** TASK DATA **

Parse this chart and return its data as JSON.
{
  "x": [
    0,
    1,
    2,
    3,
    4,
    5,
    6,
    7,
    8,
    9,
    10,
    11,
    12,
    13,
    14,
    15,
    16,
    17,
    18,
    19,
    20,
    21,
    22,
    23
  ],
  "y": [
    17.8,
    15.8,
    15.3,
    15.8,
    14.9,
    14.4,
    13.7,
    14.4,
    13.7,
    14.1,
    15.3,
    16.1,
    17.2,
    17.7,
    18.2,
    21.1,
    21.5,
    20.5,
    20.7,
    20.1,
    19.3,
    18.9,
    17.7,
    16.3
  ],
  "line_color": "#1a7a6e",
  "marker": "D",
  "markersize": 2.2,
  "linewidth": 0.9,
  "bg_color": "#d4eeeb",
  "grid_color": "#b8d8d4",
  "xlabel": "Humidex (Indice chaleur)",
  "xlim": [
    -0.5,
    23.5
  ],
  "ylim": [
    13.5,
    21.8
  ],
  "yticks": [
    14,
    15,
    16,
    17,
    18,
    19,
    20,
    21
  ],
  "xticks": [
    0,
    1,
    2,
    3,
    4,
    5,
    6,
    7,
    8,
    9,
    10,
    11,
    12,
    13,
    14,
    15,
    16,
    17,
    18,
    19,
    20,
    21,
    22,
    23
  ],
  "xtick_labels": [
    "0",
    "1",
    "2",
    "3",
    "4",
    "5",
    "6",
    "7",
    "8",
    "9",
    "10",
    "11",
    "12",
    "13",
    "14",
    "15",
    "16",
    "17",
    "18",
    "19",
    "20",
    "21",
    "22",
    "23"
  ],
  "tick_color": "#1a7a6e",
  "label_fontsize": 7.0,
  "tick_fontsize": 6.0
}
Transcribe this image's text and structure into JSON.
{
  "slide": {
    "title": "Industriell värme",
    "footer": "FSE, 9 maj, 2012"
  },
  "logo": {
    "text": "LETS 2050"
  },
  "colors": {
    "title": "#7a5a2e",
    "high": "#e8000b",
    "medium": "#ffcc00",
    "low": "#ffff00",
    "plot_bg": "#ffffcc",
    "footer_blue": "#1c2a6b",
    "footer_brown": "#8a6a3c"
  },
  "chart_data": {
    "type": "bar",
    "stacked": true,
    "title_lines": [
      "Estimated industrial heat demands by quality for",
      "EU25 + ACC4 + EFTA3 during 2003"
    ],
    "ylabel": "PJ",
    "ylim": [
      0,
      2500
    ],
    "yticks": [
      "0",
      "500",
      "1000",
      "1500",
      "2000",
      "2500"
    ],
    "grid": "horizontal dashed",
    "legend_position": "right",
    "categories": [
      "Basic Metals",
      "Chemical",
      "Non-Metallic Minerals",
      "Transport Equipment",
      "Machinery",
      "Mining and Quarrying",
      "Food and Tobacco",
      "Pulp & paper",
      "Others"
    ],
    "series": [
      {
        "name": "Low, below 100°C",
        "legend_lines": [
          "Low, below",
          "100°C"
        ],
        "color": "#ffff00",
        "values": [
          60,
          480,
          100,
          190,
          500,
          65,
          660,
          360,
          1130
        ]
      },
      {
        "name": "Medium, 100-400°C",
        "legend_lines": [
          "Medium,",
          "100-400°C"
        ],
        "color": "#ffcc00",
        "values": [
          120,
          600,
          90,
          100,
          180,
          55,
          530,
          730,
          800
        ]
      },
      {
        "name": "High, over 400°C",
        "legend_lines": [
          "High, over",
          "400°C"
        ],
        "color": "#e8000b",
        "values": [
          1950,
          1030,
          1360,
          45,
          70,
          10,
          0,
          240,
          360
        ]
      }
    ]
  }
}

** SET TASK **
Output the records exactly, including every line.

** EXERCISE ANSWER **
Parse this chart and return its data as JSON.
{
  "x": [
    0,
    1,
    2,
    3,
    4,
    5,
    6,
    7,
    8,
    9,
    10,
    11,
    12,
    13,
    14,
    15,
    16,
    17,
    18,
    19,
    20,
    21,
    22,
    23
  ],
  "y": [
    17.8,
    15.8,
    15.3,
    15.8,
    14.9,
    14.4,
    13.7,
    14.4,
    13.7,
    14.1,
    15.3,
    16.1,
    17.2,
    17.7,
    18.2,
    21.1,
    21.5,
    20.5,
    20.7,
    20.1,
    19.3,
    18.9,
    17.7,
    16.3
  ],
  "line_color": "#1a7a6e",
  "marker": "D",
  "markersize": 2.2,
  "linewidth": 0.9,
  "bg_color": "#d4eeeb",
  "grid_color": "#b8d8d4",
  "xlabel": "Humidex (Indice chaleur)",
  "xlim": [
    -0.5,
    23.5
  ],
  "ylim": [
    13.5,
    21.8
  ],
  "yticks": [
    14,
    15,
    16,
    17,
    18,
    19,
    20,
    21
  ],
  "xticks": [
    0,
    1,
    2,
    3,
    4,
    5,
    6,
    7,
    8,
    9,
    10,
    11,
    12,
    13,
    14,
    15,
    16,
    17,
    18,
    19,
    20,
    21,
    22,
    23
  ],
  "xtick_labels": [
    "0",
    "1",
    "2",
    "3",
    "4",
    "5",
    "6",
    "7",
    "8",
    "9",
    "10",
    "11",
    "12",
    "13",
    "14",
    "15",
    "16",
    "17",
    "18",
    "19",
    "20",
    "21",
    "22",
    "23"
  ],
  "tick_color": "#1a7a6e",
  "label_fontsize": 7.0,
  "tick_fontsize": 6.0
}
Transcribe this image's text and structure into JSON.
{
  "slide": {
    "title": "Industriell värme",
    "footer": "FSE, 9 maj, 2012"
  },
  "logo": {
    "text": "LETS 2050"
  },
  "colors": {
    "title": "#7a5a2e",
    "high": "#e8000b",
    "medium": "#ffcc00",
    "low": "#ffff00",
    "plot_bg": "#ffffcc",
    "footer_blue": "#1c2a6b",
    "footer_brown": "#8a6a3c"
  },
  "chart_data": {
    "type": "bar",
    "stacked": true,
    "title_lines": [
      "Estimated industrial heat demands by quality for",
      "EU25 + ACC4 + EFTA3 during 2003"
    ],
    "ylabel": "PJ",
    "ylim": [
      0,
      2500
    ],
    "yticks": [
      "0",
      "500",
      "1000",
      "1500",
      "2000",
      "2500"
    ],
    "grid": "horizontal dashed",
    "legend_position": "right",
    "categories": [
      "Basic Metals",
      "Chemical",
      "Non-Metallic Minerals",
      "Transport Equipment",
      "Machinery",
      "Mining and Quarrying",
      "Food and Tobacco",
      "Pulp & paper",
      "Others"
    ],
    "series": [
      {
        "name": "Low, below 100°C",
        "legend_lines": [
          "Low, below",
          "100°C"
        ],
        "color": "#ffff00",
        "values": [
          60,
          480,
          100,
          190,
          500,
          65,
          660,
          360,
          1130
        ]
      },
      {
        "name": "Medium, 100-400°C",
        "legend_lines": [
          "Medium,",
          "100-400°C"
        ],
        "color": "#ffcc00",
        "values": [
          120,
          600,
          90,
          100,
          180,
          55,
          530,
          730,
          800
        ]
      },
      {
        "name": "High, over 400°C",
        "legend_lines": [
          "High, over",
          "400°C"
        ],
        "color": "#e8000b",
        "values": [
          1950,
          1030,
          1360,
          45,
          70,
          10,
          0,
          240,
          360
        ]
      }
    ]
  }
}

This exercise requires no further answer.